● **WRITTEN EXERCISE**:
The entries below should be given again exactly, minus their pictures.

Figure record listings

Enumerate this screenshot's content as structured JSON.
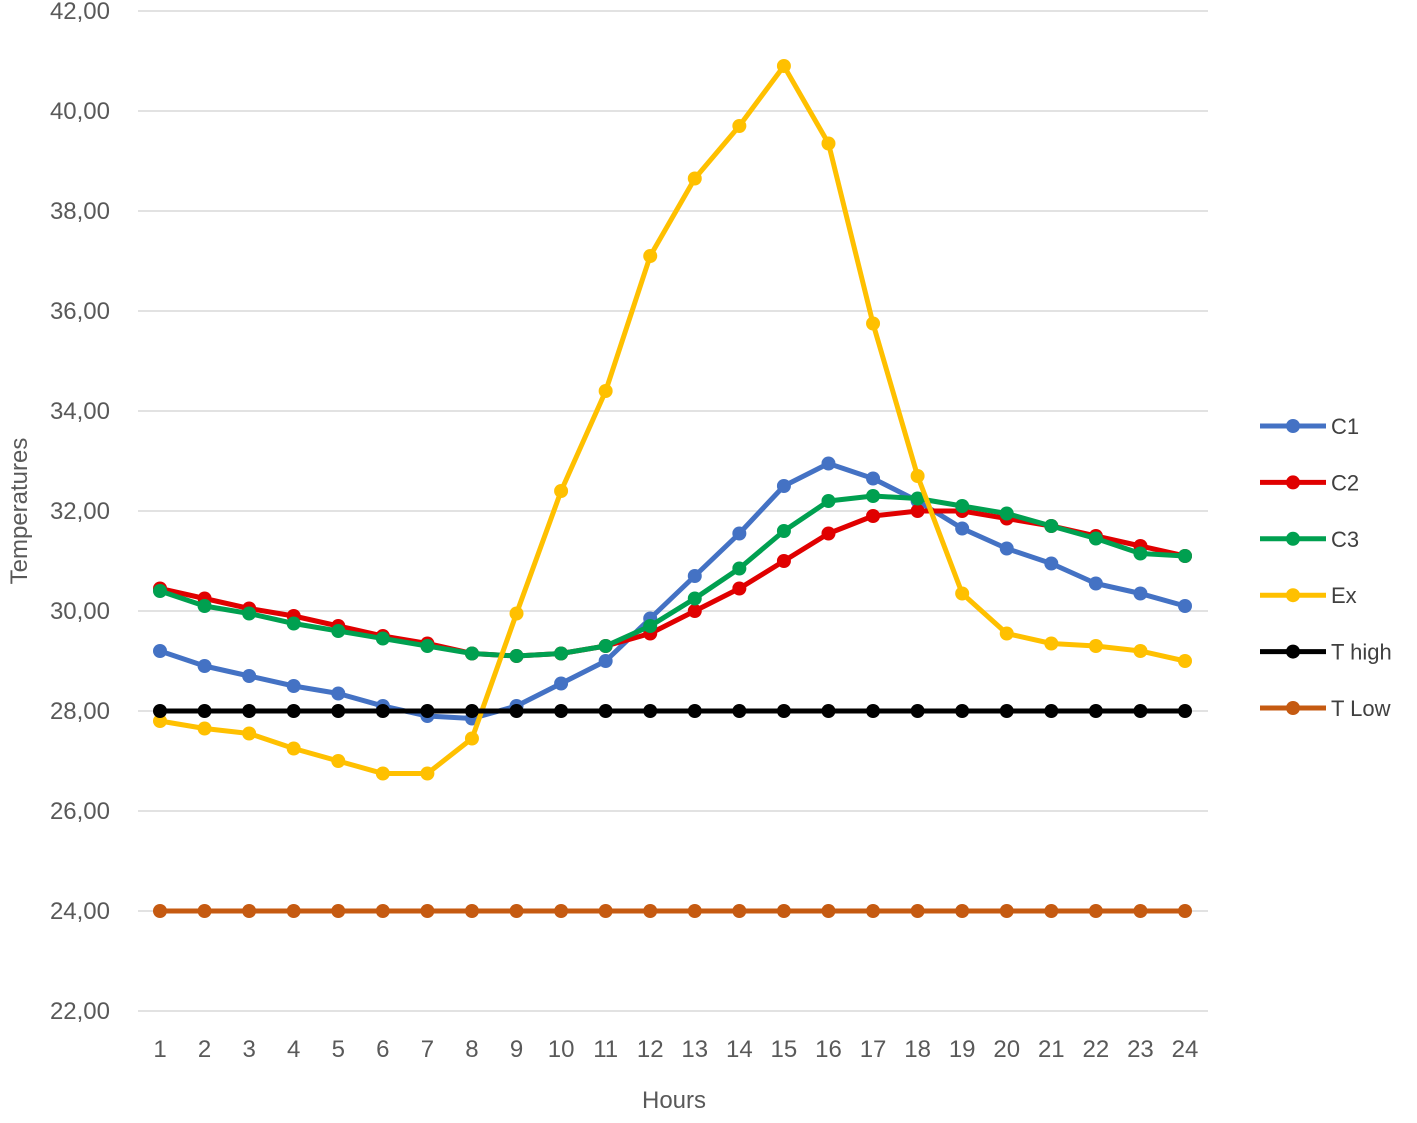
{
  "chart_data": {
    "type": "line",
    "title": "",
    "xlabel": "Hours",
    "ylabel": "Temperatures",
    "x": [
      1,
      2,
      3,
      4,
      5,
      6,
      7,
      8,
      9,
      10,
      11,
      12,
      13,
      14,
      15,
      16,
      17,
      18,
      19,
      20,
      21,
      22,
      23,
      24
    ],
    "y_ticks": [
      "22,00",
      "24,00",
      "26,00",
      "28,00",
      "30,00",
      "32,00",
      "34,00",
      "36,00",
      "38,00",
      "40,00",
      "42,00"
    ],
    "ylim": [
      22,
      42
    ],
    "grid": "horizontal",
    "legend_position": "right",
    "series": [
      {
        "name": "C1",
        "color": "#4472c4",
        "values": [
          29.2,
          28.9,
          28.7,
          28.5,
          28.35,
          28.1,
          27.9,
          27.85,
          28.1,
          28.55,
          29.0,
          29.85,
          30.7,
          31.55,
          32.5,
          32.95,
          32.65,
          32.2,
          31.65,
          31.25,
          30.95,
          30.55,
          30.35,
          30.1
        ]
      },
      {
        "name": "C2",
        "color": "#e00000",
        "values": [
          30.45,
          30.25,
          30.05,
          29.9,
          29.7,
          29.5,
          29.35,
          29.15,
          29.1,
          29.15,
          29.3,
          29.55,
          30.0,
          30.45,
          31.0,
          31.55,
          31.9,
          32.0,
          32.0,
          31.85,
          31.7,
          31.5,
          31.3,
          31.1
        ]
      },
      {
        "name": "C3",
        "color": "#00a050",
        "values": [
          30.4,
          30.1,
          29.95,
          29.75,
          29.6,
          29.45,
          29.3,
          29.15,
          29.1,
          29.15,
          29.3,
          29.7,
          30.25,
          30.85,
          31.6,
          32.2,
          32.3,
          32.25,
          32.1,
          31.95,
          31.7,
          31.45,
          31.15,
          31.1
        ]
      },
      {
        "name": "Ex",
        "color": "#ffc000",
        "values": [
          27.8,
          27.65,
          27.55,
          27.25,
          27.0,
          26.75,
          26.75,
          27.45,
          29.95,
          32.4,
          34.4,
          37.1,
          38.65,
          39.7,
          40.9,
          39.35,
          35.75,
          32.7,
          30.35,
          29.55,
          29.35,
          29.3,
          29.2,
          29.0
        ]
      },
      {
        "name": "T high",
        "color": "#000000",
        "values": [
          28,
          28,
          28,
          28,
          28,
          28,
          28,
          28,
          28,
          28,
          28,
          28,
          28,
          28,
          28,
          28,
          28,
          28,
          28,
          28,
          28,
          28,
          28,
          28
        ]
      },
      {
        "name": "T Low",
        "color": "#c55a11",
        "values": [
          24,
          24,
          24,
          24,
          24,
          24,
          24,
          24,
          24,
          24,
          24,
          24,
          24,
          24,
          24,
          24,
          24,
          24,
          24,
          24,
          24,
          24,
          24,
          24
        ]
      }
    ]
  }
}
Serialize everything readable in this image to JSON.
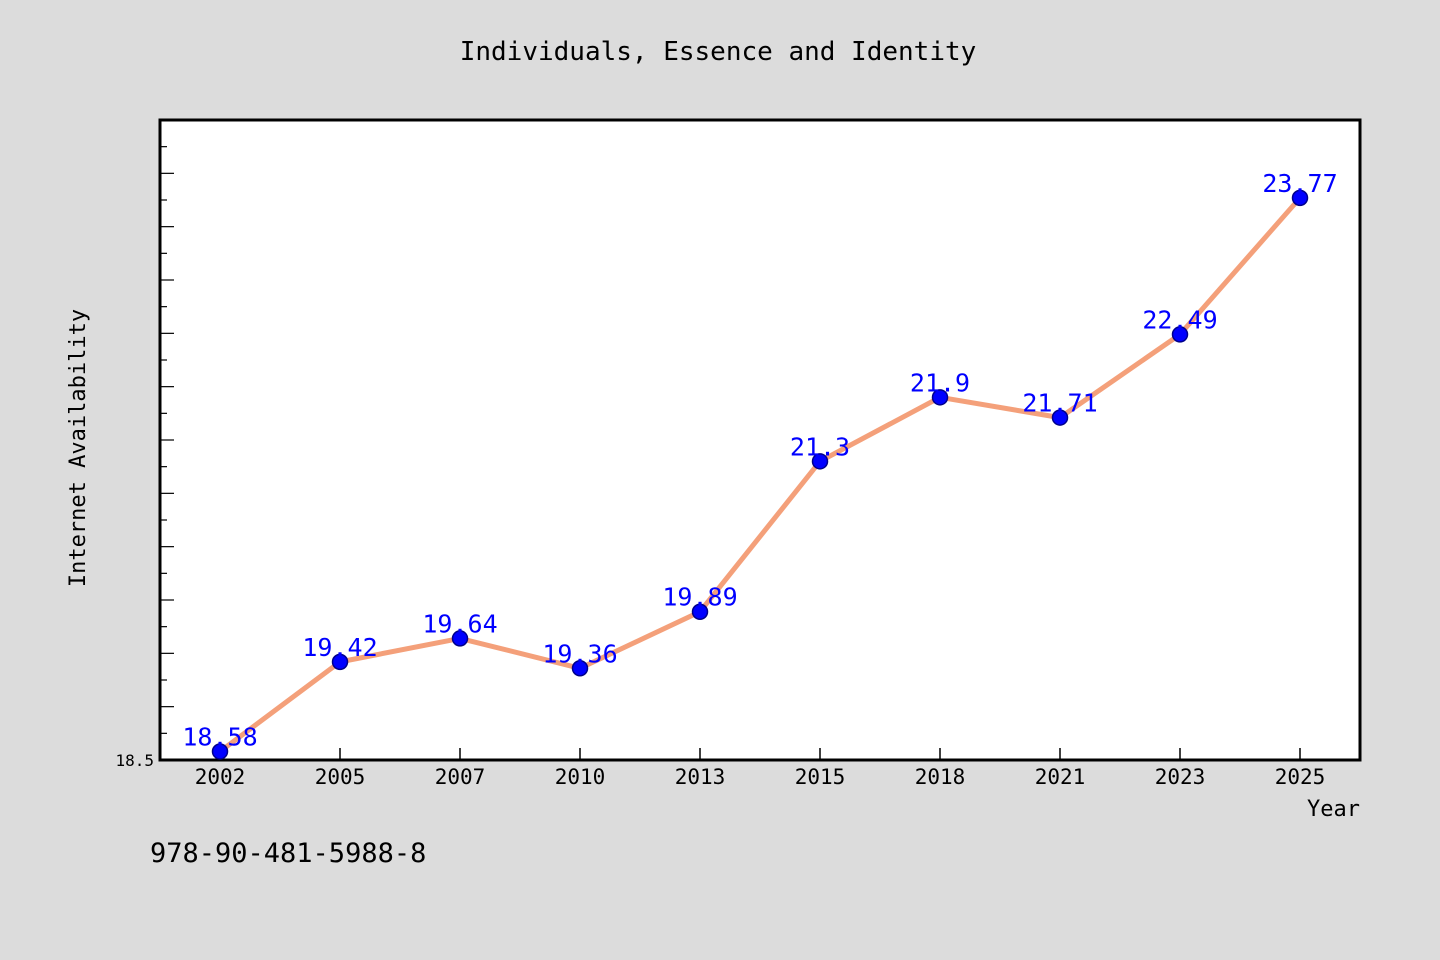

● **THE REPLY**:
Enumerate this screenshot's content as structured JSON.
{
  "chart_data": {
    "type": "line",
    "title": "",
    "xlabel": "Hours",
    "ylabel": "Temperatures",
    "x": [
      1,
      2,
      3,
      4,
      5,
      6,
      7,
      8,
      9,
      10,
      11,
      12,
      13,
      14,
      15,
      16,
      17,
      18,
      19,
      20,
      21,
      22,
      23,
      24
    ],
    "y_ticks": [
      "22,00",
      "24,00",
      "26,00",
      "28,00",
      "30,00",
      "32,00",
      "34,00",
      "36,00",
      "38,00",
      "40,00",
      "42,00"
    ],
    "ylim": [
      22,
      42
    ],
    "grid": "horizontal",
    "legend_position": "right",
    "series": [
      {
        "name": "C1",
        "color": "#4472c4",
        "values": [
          29.2,
          28.9,
          28.7,
          28.5,
          28.35,
          28.1,
          27.9,
          27.85,
          28.1,
          28.55,
          29.0,
          29.85,
          30.7,
          31.55,
          32.5,
          32.95,
          32.65,
          32.2,
          31.65,
          31.25,
          30.95,
          30.55,
          30.35,
          30.1
        ]
      },
      {
        "name": "C2",
        "color": "#e00000",
        "values": [
          30.45,
          30.25,
          30.05,
          29.9,
          29.7,
          29.5,
          29.35,
          29.15,
          29.1,
          29.15,
          29.3,
          29.55,
          30.0,
          30.45,
          31.0,
          31.55,
          31.9,
          32.0,
          32.0,
          31.85,
          31.7,
          31.5,
          31.3,
          31.1
        ]
      },
      {
        "name": "C3",
        "color": "#00a050",
        "values": [
          30.4,
          30.1,
          29.95,
          29.75,
          29.6,
          29.45,
          29.3,
          29.15,
          29.1,
          29.15,
          29.3,
          29.7,
          30.25,
          30.85,
          31.6,
          32.2,
          32.3,
          32.25,
          32.1,
          31.95,
          31.7,
          31.45,
          31.15,
          31.1
        ]
      },
      {
        "name": "Ex",
        "color": "#ffc000",
        "values": [
          27.8,
          27.65,
          27.55,
          27.25,
          27.0,
          26.75,
          26.75,
          27.45,
          29.95,
          32.4,
          34.4,
          37.1,
          38.65,
          39.7,
          40.9,
          39.35,
          35.75,
          32.7,
          30.35,
          29.55,
          29.35,
          29.3,
          29.2,
          29.0
        ]
      },
      {
        "name": "T high",
        "color": "#000000",
        "values": [
          28,
          28,
          28,
          28,
          28,
          28,
          28,
          28,
          28,
          28,
          28,
          28,
          28,
          28,
          28,
          28,
          28,
          28,
          28,
          28,
          28,
          28,
          28,
          28
        ]
      },
      {
        "name": "T Low",
        "color": "#c55a11",
        "values": [
          24,
          24,
          24,
          24,
          24,
          24,
          24,
          24,
          24,
          24,
          24,
          24,
          24,
          24,
          24,
          24,
          24,
          24,
          24,
          24,
          24,
          24,
          24,
          24
        ]
      }
    ]
  }
}
Serialize everything readable in this image to JSON.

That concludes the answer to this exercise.